Work to complete
1 - Decide whether each statement below agrees with the post on splitting a large file, answering yes or no and quoting the words of the post that settle it: (a) the approach reads through the input file twice; (b) the split function produces eight output files unless told otherwise; (c) lines are written to the output files during the first pass.
2 - Resume the post on splitting a large input file into several output files, carrying it on from the point where it stops.

Text block
------------------------------------
Since the input file can be extremely large, my concern is memory efficiency. So I am using a two-pass algorithm. In the first pass I count the number of lines being memory efficient and compute how many lines should be apportioned to each of the output files. In the second pass, I reread the input file one line at a time writing the output to each out[put file in turn for the required number of lines:
def split(infile, outfiles, n_files=8):
"""Splits a file into n_files pieces
:param infile name of the input files
:type str
:param outfiles list of output file names of length n_files
:type list
:param n_files number of equal pieces the input file should be split into
:type int
"""
# get the total number of lines:
with open(infile, 'r') as f:
num_lines = sum(1 for line in f)
------------------------------------
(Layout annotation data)
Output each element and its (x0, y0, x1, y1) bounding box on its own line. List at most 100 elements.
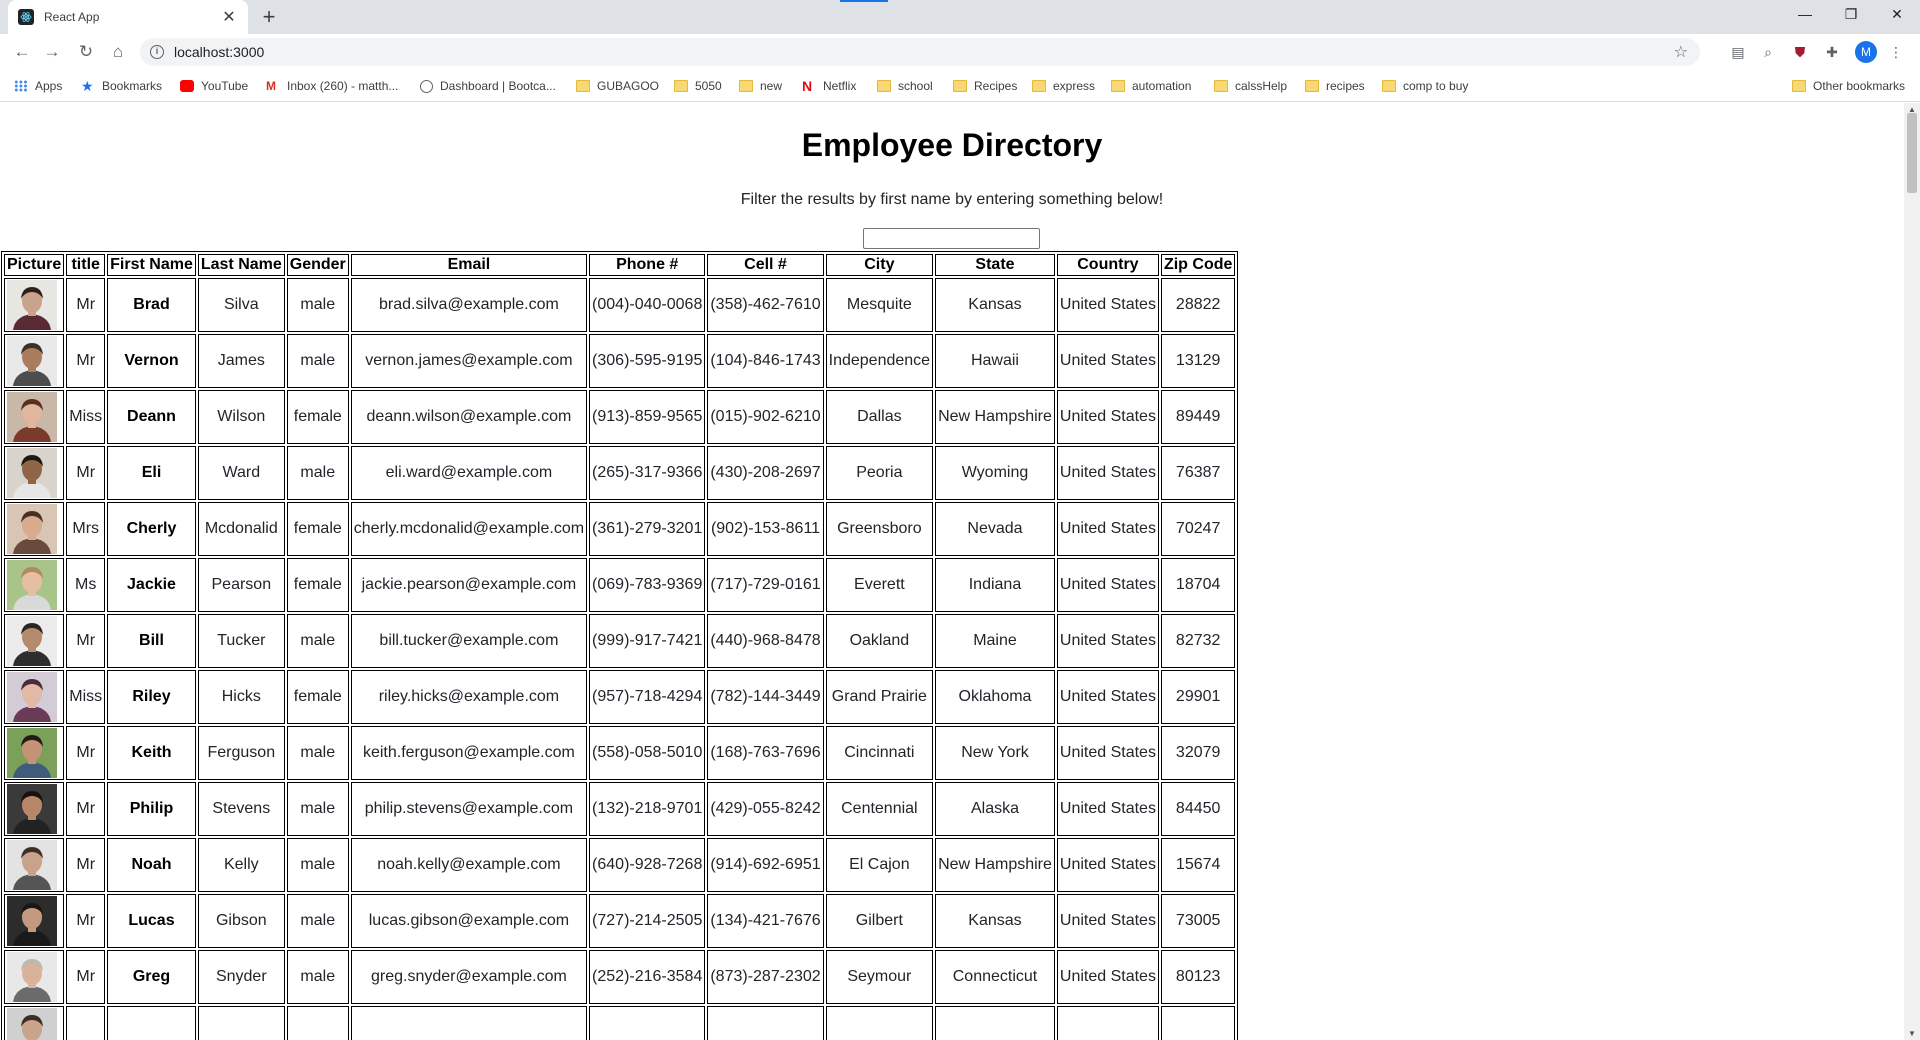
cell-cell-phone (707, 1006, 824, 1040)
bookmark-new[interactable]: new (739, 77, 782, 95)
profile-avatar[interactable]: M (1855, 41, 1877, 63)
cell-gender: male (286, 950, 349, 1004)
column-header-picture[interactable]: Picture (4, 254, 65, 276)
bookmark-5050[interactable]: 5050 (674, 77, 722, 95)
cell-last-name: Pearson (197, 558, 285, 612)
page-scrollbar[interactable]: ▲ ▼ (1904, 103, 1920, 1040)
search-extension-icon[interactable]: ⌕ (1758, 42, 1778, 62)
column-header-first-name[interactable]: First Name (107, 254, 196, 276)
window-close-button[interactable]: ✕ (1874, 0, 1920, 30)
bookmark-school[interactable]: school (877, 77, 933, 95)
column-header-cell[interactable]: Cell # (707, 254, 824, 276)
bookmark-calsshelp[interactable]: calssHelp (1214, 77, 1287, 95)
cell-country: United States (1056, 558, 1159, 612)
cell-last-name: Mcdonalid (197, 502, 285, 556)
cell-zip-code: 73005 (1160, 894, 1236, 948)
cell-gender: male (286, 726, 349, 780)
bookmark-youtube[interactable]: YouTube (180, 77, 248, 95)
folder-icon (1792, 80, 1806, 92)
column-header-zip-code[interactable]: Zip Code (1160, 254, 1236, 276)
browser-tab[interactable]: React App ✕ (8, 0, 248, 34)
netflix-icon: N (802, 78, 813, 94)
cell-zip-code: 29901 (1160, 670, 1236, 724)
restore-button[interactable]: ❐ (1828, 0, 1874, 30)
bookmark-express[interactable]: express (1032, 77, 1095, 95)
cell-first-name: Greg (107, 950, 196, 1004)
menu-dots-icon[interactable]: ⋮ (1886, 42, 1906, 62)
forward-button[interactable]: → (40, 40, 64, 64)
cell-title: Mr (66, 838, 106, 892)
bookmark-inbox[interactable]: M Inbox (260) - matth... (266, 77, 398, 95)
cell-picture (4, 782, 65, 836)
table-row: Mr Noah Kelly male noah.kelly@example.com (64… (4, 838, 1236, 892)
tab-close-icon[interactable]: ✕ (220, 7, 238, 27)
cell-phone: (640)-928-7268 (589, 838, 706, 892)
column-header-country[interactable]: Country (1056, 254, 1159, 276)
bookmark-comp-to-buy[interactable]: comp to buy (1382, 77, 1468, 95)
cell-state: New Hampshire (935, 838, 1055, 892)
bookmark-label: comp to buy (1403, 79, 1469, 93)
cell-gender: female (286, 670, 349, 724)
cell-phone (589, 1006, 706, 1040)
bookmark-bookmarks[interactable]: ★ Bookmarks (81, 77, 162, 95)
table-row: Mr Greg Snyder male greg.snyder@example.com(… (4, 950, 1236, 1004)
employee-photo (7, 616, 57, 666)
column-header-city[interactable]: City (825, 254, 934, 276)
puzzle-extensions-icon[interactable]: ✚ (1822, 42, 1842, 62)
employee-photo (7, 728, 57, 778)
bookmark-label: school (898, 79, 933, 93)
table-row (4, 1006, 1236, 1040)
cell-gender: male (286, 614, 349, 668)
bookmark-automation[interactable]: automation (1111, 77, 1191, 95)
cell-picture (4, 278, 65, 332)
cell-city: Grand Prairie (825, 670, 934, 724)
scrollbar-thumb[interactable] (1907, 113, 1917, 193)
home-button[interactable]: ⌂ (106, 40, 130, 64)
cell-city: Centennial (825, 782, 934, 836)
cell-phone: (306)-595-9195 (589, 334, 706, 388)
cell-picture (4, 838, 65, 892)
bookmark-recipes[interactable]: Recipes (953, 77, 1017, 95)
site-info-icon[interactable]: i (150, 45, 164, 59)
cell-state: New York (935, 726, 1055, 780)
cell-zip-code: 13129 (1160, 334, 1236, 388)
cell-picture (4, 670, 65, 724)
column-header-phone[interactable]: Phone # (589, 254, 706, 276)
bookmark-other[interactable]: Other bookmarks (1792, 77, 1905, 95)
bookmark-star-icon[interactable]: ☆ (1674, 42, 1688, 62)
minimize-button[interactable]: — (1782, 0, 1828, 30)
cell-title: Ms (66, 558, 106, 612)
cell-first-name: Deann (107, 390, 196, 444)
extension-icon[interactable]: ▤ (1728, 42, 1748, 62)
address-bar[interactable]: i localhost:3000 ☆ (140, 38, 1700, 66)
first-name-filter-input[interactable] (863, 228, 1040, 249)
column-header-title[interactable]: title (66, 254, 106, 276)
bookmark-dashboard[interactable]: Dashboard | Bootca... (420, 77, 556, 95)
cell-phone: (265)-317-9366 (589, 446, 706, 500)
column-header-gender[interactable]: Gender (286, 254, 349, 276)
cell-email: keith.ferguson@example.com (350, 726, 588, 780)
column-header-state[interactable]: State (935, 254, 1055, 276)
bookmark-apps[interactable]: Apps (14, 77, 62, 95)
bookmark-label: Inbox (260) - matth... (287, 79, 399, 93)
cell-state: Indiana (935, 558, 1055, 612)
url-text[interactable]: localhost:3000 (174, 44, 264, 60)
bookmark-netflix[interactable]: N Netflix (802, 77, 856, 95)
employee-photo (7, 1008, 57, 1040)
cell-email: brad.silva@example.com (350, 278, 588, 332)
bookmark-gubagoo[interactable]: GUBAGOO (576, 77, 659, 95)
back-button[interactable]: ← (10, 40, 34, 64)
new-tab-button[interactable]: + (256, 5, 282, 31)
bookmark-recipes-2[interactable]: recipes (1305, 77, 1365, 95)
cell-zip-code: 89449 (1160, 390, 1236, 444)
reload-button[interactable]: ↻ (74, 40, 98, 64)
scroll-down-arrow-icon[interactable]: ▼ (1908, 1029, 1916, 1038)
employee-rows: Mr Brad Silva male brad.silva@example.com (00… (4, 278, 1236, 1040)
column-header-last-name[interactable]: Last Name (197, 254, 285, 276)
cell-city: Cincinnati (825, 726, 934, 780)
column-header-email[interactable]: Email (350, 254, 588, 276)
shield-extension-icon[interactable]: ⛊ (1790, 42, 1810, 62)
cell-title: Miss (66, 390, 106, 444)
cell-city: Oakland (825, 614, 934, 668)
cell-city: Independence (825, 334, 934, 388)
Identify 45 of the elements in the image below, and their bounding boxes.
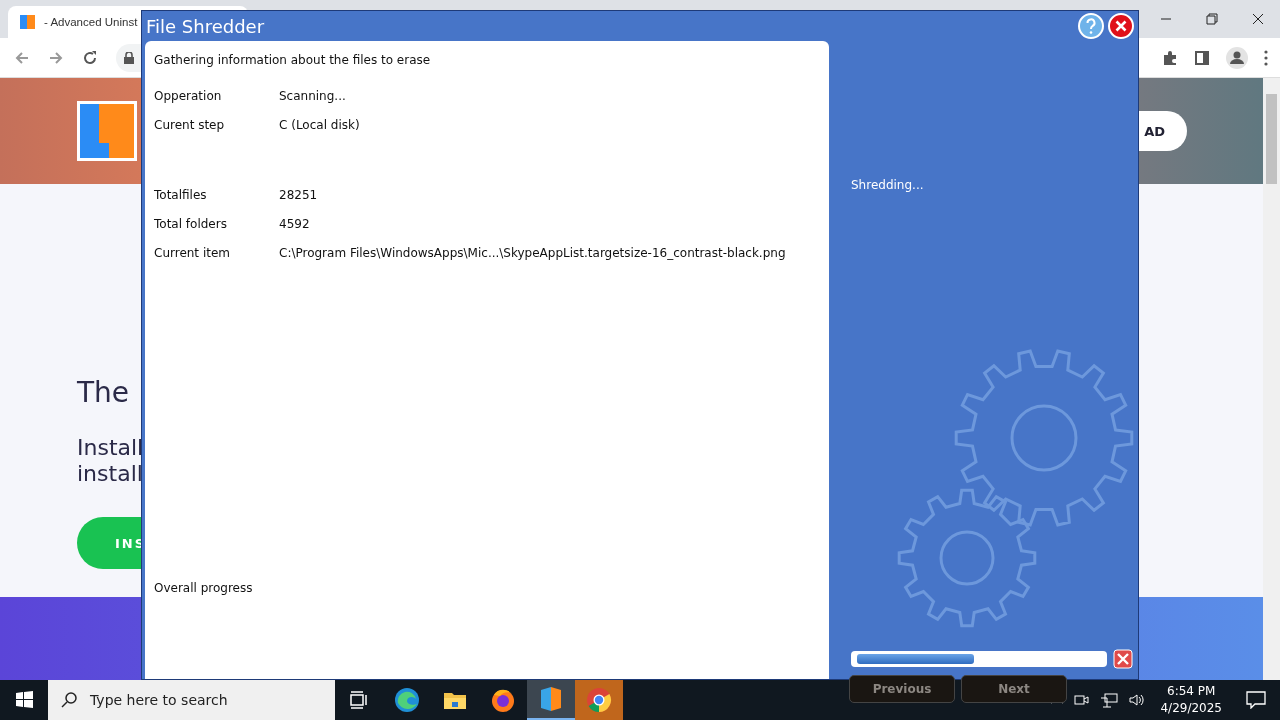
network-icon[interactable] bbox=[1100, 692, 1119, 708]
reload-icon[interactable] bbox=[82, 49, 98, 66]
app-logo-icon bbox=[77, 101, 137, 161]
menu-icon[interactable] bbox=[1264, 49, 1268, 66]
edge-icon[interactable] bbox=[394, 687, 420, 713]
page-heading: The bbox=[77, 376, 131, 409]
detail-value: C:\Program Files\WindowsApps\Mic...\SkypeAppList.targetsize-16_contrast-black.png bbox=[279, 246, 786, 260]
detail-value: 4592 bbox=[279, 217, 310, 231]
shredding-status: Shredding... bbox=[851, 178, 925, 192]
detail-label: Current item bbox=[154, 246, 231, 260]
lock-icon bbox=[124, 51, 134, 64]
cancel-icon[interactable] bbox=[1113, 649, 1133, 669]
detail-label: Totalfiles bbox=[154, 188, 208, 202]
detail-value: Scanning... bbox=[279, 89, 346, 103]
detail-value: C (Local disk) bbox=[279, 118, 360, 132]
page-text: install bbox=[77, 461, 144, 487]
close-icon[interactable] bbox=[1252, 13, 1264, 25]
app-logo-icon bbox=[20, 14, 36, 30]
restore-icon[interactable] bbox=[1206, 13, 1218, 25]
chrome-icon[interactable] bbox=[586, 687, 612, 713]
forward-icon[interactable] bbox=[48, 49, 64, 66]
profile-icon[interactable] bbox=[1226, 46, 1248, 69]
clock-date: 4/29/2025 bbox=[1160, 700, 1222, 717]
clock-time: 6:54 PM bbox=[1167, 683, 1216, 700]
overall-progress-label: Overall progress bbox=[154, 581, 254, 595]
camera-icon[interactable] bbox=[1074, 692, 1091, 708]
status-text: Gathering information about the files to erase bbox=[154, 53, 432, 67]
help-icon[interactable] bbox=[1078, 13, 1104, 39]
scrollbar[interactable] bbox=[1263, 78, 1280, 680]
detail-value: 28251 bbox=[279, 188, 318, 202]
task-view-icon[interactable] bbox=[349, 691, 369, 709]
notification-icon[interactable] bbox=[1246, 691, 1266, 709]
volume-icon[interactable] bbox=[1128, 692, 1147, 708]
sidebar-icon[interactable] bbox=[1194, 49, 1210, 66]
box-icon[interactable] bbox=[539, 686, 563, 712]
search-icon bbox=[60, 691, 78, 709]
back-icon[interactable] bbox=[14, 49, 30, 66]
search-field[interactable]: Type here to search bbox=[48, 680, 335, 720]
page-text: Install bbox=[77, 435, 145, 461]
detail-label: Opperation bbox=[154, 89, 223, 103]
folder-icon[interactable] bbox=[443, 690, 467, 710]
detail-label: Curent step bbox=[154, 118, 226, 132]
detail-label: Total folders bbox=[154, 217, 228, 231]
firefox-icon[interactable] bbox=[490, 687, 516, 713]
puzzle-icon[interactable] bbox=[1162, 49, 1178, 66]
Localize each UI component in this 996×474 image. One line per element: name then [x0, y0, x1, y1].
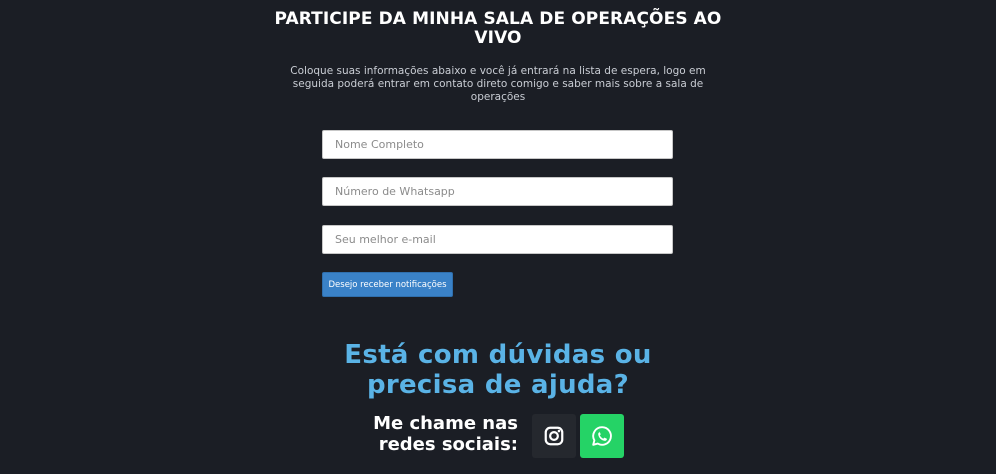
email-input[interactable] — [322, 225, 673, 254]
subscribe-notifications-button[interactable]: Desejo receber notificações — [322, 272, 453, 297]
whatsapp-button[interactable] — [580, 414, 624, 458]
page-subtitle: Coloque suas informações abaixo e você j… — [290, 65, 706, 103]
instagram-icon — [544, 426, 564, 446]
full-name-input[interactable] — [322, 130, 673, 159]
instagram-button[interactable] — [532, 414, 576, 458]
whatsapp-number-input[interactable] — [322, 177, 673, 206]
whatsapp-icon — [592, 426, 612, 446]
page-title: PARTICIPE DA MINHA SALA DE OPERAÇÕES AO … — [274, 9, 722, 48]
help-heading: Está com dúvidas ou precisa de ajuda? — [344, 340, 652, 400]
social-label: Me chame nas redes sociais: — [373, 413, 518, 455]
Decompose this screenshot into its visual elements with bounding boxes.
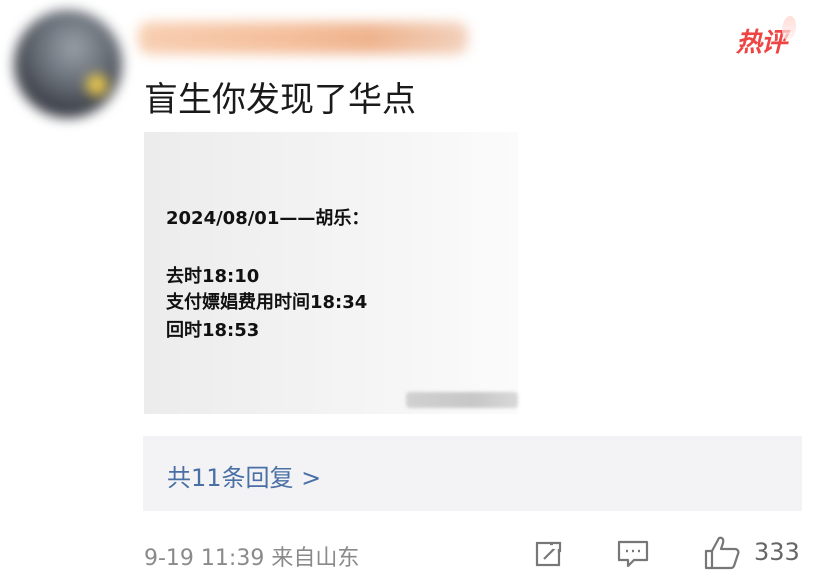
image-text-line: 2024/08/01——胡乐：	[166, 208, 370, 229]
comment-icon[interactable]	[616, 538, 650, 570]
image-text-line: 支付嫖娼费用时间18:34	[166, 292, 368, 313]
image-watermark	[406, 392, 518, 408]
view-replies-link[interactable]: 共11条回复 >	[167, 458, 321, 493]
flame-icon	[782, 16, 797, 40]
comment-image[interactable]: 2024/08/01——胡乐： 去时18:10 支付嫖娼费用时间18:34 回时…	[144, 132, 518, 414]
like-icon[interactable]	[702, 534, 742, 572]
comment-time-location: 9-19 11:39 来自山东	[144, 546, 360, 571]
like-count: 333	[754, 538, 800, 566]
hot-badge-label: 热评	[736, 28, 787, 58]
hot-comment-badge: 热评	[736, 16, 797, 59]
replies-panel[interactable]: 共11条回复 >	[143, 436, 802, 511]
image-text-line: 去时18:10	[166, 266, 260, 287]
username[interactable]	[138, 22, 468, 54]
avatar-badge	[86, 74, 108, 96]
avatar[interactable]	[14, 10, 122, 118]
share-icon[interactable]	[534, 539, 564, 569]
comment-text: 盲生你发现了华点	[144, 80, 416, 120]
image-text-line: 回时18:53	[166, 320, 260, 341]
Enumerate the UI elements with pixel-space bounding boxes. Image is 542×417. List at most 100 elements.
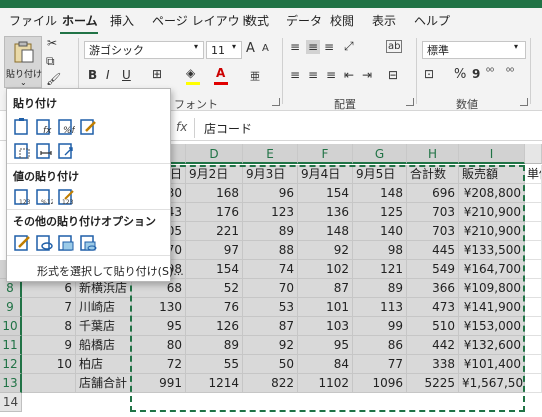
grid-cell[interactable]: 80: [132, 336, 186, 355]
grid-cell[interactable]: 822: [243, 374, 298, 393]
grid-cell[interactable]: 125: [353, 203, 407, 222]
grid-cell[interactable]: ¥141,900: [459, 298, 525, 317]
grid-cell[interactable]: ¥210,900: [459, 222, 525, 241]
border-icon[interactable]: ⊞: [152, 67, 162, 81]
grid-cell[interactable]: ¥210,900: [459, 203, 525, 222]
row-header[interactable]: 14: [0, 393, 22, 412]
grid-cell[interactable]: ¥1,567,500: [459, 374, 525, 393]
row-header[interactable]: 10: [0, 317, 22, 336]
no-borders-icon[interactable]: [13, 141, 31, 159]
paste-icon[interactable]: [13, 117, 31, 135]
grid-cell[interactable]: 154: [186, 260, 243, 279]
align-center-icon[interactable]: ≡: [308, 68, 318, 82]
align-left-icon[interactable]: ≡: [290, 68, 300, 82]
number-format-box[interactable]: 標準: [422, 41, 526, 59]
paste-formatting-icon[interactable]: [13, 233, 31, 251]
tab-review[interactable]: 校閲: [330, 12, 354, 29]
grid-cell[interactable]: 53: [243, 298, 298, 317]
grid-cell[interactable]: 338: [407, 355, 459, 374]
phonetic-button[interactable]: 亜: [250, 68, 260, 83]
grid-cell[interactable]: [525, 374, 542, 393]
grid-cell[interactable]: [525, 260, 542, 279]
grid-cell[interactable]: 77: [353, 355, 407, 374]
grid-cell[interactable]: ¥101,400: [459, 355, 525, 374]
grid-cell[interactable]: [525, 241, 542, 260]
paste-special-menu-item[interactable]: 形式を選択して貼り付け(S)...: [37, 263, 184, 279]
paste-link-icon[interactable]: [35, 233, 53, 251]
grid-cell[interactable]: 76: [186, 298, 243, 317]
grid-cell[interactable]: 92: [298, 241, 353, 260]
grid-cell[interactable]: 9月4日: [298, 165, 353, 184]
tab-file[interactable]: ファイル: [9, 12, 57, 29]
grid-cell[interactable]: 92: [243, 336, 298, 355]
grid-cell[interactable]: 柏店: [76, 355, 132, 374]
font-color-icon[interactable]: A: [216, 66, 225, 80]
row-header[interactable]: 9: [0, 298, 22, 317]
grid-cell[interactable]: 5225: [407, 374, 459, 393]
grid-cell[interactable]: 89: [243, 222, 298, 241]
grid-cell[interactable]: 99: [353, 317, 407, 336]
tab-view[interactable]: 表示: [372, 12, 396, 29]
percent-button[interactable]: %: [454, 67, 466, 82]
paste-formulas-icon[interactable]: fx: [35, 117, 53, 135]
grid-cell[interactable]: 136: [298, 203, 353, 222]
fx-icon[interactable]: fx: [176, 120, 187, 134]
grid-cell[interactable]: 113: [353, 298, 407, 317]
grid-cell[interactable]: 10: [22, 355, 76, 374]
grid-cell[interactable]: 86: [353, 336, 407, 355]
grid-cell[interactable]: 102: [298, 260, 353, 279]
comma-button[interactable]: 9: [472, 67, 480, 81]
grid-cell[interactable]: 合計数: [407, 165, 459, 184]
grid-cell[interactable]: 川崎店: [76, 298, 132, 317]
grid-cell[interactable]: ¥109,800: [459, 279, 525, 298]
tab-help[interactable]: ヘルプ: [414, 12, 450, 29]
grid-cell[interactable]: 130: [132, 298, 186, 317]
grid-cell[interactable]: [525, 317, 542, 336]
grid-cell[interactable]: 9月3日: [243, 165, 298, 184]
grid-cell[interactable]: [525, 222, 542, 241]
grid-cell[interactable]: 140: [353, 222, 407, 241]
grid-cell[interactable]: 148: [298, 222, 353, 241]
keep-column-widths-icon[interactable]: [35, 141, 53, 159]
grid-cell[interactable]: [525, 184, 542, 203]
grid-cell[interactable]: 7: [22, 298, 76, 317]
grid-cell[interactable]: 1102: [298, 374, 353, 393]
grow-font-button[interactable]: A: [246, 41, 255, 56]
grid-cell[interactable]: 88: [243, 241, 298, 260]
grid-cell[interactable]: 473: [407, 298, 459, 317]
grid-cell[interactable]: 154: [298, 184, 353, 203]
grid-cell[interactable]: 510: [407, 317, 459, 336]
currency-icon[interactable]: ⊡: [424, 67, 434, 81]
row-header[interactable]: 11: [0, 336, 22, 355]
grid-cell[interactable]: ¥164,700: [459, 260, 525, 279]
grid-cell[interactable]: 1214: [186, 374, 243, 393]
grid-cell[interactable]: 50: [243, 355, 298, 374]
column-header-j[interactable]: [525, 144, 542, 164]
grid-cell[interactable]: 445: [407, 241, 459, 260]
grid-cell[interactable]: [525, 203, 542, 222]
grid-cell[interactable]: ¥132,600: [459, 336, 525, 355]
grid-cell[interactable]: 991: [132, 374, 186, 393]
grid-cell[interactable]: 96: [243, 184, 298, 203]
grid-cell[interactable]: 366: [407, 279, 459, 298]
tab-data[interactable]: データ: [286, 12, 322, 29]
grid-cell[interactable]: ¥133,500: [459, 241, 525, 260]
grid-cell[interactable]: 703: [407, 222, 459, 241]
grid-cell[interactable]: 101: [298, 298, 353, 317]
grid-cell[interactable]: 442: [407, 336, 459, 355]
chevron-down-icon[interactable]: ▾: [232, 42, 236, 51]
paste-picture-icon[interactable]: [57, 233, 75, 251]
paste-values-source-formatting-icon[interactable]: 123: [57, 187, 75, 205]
------------------------------------
Answers to each task
1 -
(a) Yes: "So I am using a two-pass algorithm."
(b) Yes: "def split(infile, outfiles, n_files=8):"
(c) No: "In the first pass I count the number of lines being memory efficient and compute how many lines should be apportioned to each of the output files."

2 -
lines_per_file = num_lines // n_files;
if lines_per_file == 0 and num_lines > 0:
lines_per_file = 1
# compute number of lines to go into each file:
count = []
for i in range(n_files - 1):
lines_per_file = min(lines_per_file, num_lines)
count.append(lines_per_file)
num_lines -= lines_per_file
# and for the last file anything that is left over:
count.append(num_lines)
with open(infile, 'r') as f1:
for i in range(n_files):
with open(outfiles[i], 'w') as f2:
for j in range(count[i]):
print(f1.readline(), end='', file=f2)